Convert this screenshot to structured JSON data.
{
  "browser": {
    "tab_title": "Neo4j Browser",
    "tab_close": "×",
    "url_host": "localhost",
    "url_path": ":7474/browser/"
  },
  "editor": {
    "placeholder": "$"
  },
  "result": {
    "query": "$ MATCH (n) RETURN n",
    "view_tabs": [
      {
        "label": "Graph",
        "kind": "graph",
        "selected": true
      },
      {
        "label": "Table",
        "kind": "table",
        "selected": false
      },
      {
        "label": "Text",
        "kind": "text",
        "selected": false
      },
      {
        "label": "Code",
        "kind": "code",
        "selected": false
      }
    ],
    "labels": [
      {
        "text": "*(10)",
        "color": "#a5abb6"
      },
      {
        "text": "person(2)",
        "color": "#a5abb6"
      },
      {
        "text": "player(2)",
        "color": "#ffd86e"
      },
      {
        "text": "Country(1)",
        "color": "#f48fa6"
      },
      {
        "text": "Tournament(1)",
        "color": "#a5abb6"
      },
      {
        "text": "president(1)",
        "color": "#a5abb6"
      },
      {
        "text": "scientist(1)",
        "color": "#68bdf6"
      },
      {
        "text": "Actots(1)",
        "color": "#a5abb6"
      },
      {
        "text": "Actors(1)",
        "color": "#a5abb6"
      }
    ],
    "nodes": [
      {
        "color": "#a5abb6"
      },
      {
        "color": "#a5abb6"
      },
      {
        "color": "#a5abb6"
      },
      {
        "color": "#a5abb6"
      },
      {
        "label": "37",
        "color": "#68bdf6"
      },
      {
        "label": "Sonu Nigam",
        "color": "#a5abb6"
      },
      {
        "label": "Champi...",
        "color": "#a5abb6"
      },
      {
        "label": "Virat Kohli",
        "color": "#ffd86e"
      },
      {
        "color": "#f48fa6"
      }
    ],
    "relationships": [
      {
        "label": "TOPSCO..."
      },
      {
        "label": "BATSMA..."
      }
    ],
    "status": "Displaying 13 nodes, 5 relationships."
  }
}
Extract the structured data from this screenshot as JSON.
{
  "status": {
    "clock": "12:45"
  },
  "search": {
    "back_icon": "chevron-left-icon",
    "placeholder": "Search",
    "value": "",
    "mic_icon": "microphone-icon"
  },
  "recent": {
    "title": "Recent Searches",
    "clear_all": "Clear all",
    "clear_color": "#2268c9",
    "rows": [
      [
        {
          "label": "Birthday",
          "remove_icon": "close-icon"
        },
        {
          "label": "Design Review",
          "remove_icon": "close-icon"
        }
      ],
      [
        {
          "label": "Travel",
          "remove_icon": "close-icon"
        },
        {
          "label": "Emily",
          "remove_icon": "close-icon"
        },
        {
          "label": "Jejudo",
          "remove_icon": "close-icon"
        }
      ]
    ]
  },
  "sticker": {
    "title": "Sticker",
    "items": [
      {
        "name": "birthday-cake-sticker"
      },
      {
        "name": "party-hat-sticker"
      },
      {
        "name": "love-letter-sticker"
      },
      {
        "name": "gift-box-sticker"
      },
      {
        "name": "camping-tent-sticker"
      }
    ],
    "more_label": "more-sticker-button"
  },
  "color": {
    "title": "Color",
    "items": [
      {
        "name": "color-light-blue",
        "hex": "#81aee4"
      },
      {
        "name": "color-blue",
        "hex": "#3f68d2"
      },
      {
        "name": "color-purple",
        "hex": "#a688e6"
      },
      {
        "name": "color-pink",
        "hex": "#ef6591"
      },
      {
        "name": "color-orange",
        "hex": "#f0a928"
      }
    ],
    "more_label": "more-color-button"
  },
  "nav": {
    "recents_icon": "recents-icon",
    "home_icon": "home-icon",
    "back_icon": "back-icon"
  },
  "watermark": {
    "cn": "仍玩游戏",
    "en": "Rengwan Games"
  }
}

◆ **Prompt**: Locate the word "relationships" in the entries, and copy every line where it is found.

◆ **Result for this exercise**:
    "relationships": [
    "status": "Displaying 13 nodes, 5 relationships."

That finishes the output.